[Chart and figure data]
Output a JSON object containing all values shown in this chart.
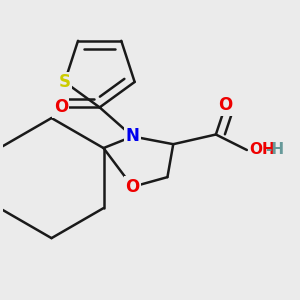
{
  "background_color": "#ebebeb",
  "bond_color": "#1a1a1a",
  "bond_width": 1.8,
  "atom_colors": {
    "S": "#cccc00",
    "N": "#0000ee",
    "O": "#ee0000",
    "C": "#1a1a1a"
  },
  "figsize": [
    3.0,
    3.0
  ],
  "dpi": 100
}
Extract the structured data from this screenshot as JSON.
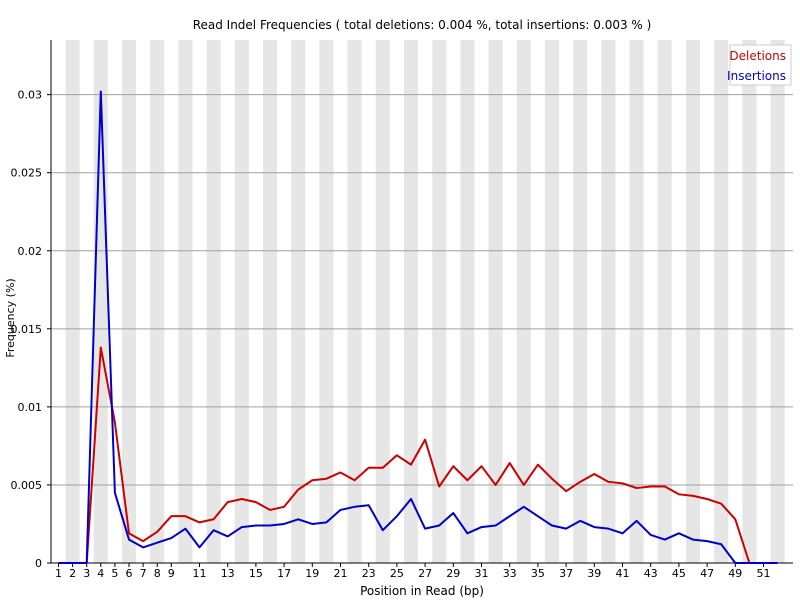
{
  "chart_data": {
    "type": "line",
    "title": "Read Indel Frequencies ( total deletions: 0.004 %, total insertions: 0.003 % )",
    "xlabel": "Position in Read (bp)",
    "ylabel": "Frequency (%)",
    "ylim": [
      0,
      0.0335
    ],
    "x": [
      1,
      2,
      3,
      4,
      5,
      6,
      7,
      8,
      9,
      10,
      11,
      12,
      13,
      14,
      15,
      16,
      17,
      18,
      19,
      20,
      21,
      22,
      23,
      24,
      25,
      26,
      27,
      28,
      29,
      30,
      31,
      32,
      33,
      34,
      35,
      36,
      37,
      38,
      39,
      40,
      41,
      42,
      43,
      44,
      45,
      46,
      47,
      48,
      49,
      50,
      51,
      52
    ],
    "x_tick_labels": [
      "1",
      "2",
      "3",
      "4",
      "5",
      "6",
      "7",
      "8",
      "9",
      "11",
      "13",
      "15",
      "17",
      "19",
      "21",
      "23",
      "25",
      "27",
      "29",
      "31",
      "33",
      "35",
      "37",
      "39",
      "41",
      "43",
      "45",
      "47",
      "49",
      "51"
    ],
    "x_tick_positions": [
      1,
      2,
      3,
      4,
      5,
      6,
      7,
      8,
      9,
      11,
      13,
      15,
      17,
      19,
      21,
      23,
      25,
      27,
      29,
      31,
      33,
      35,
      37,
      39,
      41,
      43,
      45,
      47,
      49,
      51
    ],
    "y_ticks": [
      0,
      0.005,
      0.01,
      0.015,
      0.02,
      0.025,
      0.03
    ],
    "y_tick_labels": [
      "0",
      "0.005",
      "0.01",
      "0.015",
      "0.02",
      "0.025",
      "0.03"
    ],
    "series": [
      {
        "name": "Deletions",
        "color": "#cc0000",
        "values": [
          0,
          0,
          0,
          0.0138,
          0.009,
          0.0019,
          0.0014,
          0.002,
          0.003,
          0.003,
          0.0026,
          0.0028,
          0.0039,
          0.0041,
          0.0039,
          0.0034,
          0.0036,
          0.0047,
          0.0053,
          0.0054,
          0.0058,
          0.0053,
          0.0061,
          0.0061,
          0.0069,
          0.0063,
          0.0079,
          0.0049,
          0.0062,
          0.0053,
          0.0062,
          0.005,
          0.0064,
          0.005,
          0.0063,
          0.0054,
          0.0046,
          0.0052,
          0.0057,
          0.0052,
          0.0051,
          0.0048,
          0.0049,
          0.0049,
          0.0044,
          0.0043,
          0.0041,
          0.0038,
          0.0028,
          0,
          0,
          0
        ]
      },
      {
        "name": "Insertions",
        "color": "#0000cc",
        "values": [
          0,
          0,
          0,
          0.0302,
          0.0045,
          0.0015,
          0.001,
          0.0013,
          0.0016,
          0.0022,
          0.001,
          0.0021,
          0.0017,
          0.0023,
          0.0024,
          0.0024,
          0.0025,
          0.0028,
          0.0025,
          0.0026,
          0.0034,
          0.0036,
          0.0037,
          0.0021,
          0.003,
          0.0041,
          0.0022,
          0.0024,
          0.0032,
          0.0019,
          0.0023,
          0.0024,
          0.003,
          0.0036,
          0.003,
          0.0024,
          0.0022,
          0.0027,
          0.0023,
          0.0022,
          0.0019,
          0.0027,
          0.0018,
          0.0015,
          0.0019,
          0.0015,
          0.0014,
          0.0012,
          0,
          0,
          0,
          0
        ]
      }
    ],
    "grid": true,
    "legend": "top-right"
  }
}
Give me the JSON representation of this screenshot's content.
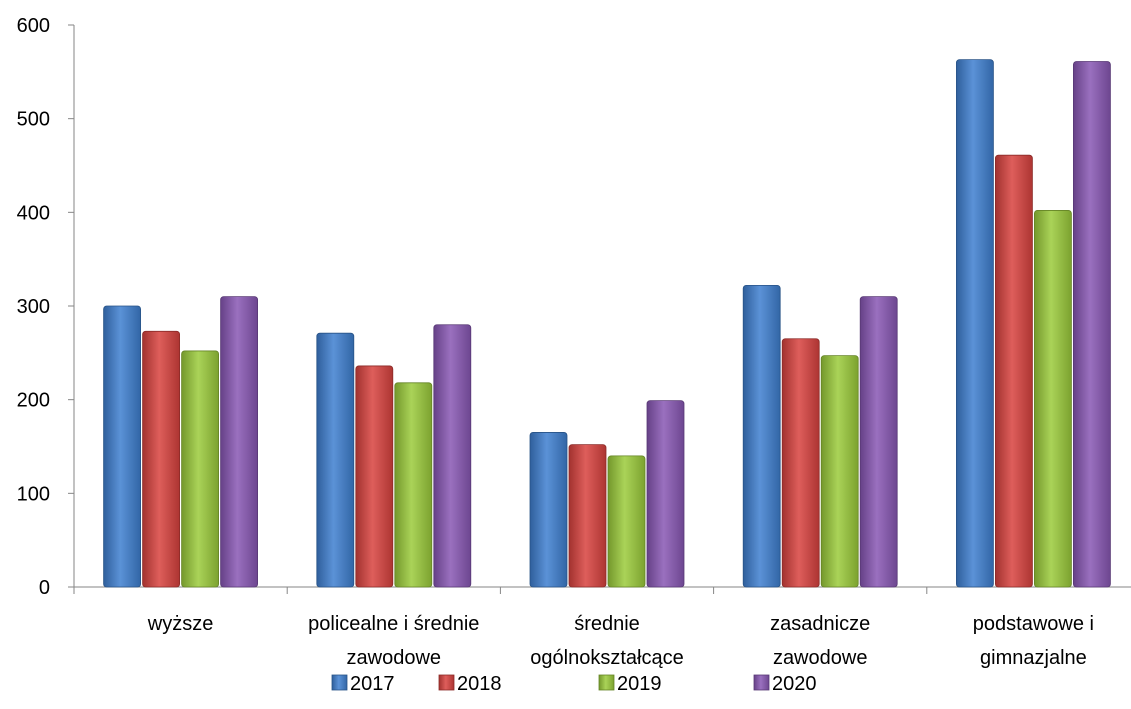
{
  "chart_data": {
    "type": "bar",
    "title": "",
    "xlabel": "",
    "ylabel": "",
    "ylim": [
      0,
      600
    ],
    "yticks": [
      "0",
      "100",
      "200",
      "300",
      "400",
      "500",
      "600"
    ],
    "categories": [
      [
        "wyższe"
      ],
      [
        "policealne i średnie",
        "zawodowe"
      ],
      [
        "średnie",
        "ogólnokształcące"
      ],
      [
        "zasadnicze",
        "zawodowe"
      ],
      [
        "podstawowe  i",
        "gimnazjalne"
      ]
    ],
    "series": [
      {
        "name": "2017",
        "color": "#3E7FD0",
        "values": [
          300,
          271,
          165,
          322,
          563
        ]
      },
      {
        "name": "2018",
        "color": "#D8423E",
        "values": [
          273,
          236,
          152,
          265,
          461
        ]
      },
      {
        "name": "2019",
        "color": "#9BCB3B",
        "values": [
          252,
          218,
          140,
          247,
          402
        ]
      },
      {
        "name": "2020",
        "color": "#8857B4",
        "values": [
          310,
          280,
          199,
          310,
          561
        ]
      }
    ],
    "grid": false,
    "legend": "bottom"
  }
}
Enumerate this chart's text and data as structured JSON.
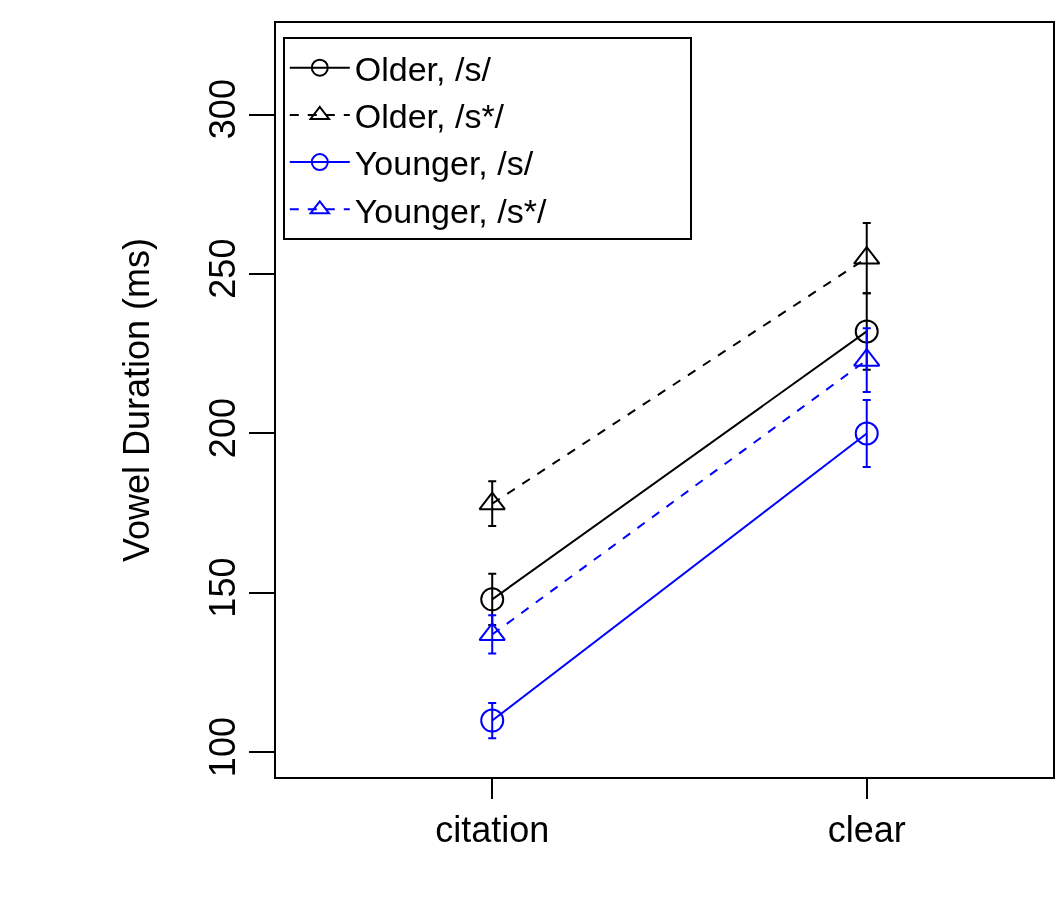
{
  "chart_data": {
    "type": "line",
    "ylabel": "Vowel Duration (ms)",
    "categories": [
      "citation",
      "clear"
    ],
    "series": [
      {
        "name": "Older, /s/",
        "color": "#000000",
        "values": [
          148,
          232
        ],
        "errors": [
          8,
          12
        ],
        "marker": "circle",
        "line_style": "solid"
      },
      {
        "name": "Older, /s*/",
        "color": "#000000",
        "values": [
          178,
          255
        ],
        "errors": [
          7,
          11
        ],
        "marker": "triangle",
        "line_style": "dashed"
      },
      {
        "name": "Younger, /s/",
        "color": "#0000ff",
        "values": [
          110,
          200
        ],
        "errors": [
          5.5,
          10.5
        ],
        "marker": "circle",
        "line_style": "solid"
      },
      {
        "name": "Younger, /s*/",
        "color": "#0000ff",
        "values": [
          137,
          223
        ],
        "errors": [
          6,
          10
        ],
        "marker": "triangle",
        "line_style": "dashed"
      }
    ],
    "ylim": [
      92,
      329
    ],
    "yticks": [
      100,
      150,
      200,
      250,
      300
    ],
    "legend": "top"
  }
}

● Short problem
Images should not appear in the copy; retype the listing above exactly.

● Response to this exercise
Output a JSON object containing all values shown in this chart.
{
  "background_color": "#ebebeb",
  "bond_color": "#1a1a1a",
  "bond_width": 1.8,
  "atom_colors": {
    "S": "#cccc00",
    "N": "#0000ee",
    "O": "#ee0000",
    "C": "#1a1a1a"
  },
  "figsize": [
    3.0,
    3.0
  ],
  "dpi": 100
}
Extract the structured data from this screenshot as JSON.
{
  "chart_data": {
    "type": "line",
    "title": "Read Indel Frequencies ( total deletions: 0.004 %, total insertions: 0.003 % )",
    "xlabel": "Position in Read (bp)",
    "ylabel": "Frequency (%)",
    "ylim": [
      0,
      0.0335
    ],
    "x": [
      1,
      2,
      3,
      4,
      5,
      6,
      7,
      8,
      9,
      10,
      11,
      12,
      13,
      14,
      15,
      16,
      17,
      18,
      19,
      20,
      21,
      22,
      23,
      24,
      25,
      26,
      27,
      28,
      29,
      30,
      31,
      32,
      33,
      34,
      35,
      36,
      37,
      38,
      39,
      40,
      41,
      42,
      43,
      44,
      45,
      46,
      47,
      48,
      49,
      50,
      51,
      52
    ],
    "x_tick_labels": [
      "1",
      "2",
      "3",
      "4",
      "5",
      "6",
      "7",
      "8",
      "9",
      "11",
      "13",
      "15",
      "17",
      "19",
      "21",
      "23",
      "25",
      "27",
      "29",
      "31",
      "33",
      "35",
      "37",
      "39",
      "41",
      "43",
      "45",
      "47",
      "49",
      "51"
    ],
    "x_tick_positions": [
      1,
      2,
      3,
      4,
      5,
      6,
      7,
      8,
      9,
      11,
      13,
      15,
      17,
      19,
      21,
      23,
      25,
      27,
      29,
      31,
      33,
      35,
      37,
      39,
      41,
      43,
      45,
      47,
      49,
      51
    ],
    "y_ticks": [
      0,
      0.005,
      0.01,
      0.015,
      0.02,
      0.025,
      0.03
    ],
    "y_tick_labels": [
      "0",
      "0.005",
      "0.01",
      "0.015",
      "0.02",
      "0.025",
      "0.03"
    ],
    "series": [
      {
        "name": "Deletions",
        "color": "#cc0000",
        "values": [
          0,
          0,
          0,
          0.0138,
          0.009,
          0.0019,
          0.0014,
          0.002,
          0.003,
          0.003,
          0.0026,
          0.0028,
          0.0039,
          0.0041,
          0.0039,
          0.0034,
          0.0036,
          0.0047,
          0.0053,
          0.0054,
          0.0058,
          0.0053,
          0.0061,
          0.0061,
          0.0069,
          0.0063,
          0.0079,
          0.0049,
          0.0062,
          0.0053,
          0.0062,
          0.005,
          0.0064,
          0.005,
          0.0063,
          0.0054,
          0.0046,
          0.0052,
          0.0057,
          0.0052,
          0.0051,
          0.0048,
          0.0049,
          0.0049,
          0.0044,
          0.0043,
          0.0041,
          0.0038,
          0.0028,
          0,
          0,
          0
        ]
      },
      {
        "name": "Insertions",
        "color": "#0000cc",
        "values": [
          0,
          0,
          0,
          0.0302,
          0.0045,
          0.0015,
          0.001,
          0.0013,
          0.0016,
          0.0022,
          0.001,
          0.0021,
          0.0017,
          0.0023,
          0.0024,
          0.0024,
          0.0025,
          0.0028,
          0.0025,
          0.0026,
          0.0034,
          0.0036,
          0.0037,
          0.0021,
          0.003,
          0.0041,
          0.0022,
          0.0024,
          0.0032,
          0.0019,
          0.0023,
          0.0024,
          0.003,
          0.0036,
          0.003,
          0.0024,
          0.0022,
          0.0027,
          0.0023,
          0.0022,
          0.0019,
          0.0027,
          0.0018,
          0.0015,
          0.0019,
          0.0015,
          0.0014,
          0.0012,
          0,
          0,
          0,
          0
        ]
      }
    ],
    "grid": true,
    "legend": "top-right"
  }
}
Give me the JSON representation of this screenshot's content.
{
  "chart_data": {
    "type": "bar",
    "title": "",
    "xlabel": "",
    "ylabel": "",
    "ylim": [
      0,
      600
    ],
    "yticks": [
      "0",
      "100",
      "200",
      "300",
      "400",
      "500",
      "600"
    ],
    "categories": [
      [
        "wyższe"
      ],
      [
        "policealne i średnie",
        "zawodowe"
      ],
      [
        "średnie",
        "ogólnokształcące"
      ],
      [
        "zasadnicze",
        "zawodowe"
      ],
      [
        "podstawowe  i",
        "gimnazjalne"
      ]
    ],
    "series": [
      {
        "name": "2017",
        "color": "#3E7FD0",
        "values": [
          300,
          271,
          165,
          322,
          563
        ]
      },
      {
        "name": "2018",
        "color": "#D8423E",
        "values": [
          273,
          236,
          152,
          265,
          461
        ]
      },
      {
        "name": "2019",
        "color": "#9BCB3B",
        "values": [
          252,
          218,
          140,
          247,
          402
        ]
      },
      {
        "name": "2020",
        "color": "#8857B4",
        "values": [
          310,
          280,
          199,
          310,
          561
        ]
      }
    ],
    "grid": false,
    "legend": "bottom"
  }
}
Enumerate this chart's text and data as structured JSON.
{
  "chart_data": {
    "type": "line",
    "ylabel": "Vowel Duration (ms)",
    "categories": [
      "citation",
      "clear"
    ],
    "series": [
      {
        "name": "Older, /s/",
        "color": "#000000",
        "values": [
          148,
          232
        ],
        "errors": [
          8,
          12
        ],
        "marker": "circle",
        "line_style": "solid"
      },
      {
        "name": "Older, /s*/",
        "color": "#000000",
        "values": [
          178,
          255
        ],
        "errors": [
          7,
          11
        ],
        "marker": "triangle",
        "line_style": "dashed"
      },
      {
        "name": "Younger, /s/",
        "color": "#0000ff",
        "values": [
          110,
          200
        ],
        "errors": [
          5.5,
          10.5
        ],
        "marker": "circle",
        "line_style": "solid"
      },
      {
        "name": "Younger, /s*/",
        "color": "#0000ff",
        "values": [
          137,
          223
        ],
        "errors": [
          6,
          10
        ],
        "marker": "triangle",
        "line_style": "dashed"
      }
    ],
    "ylim": [
      92,
      329
    ],
    "yticks": [
      100,
      150,
      200,
      250,
      300
    ],
    "legend": "top"
  }
}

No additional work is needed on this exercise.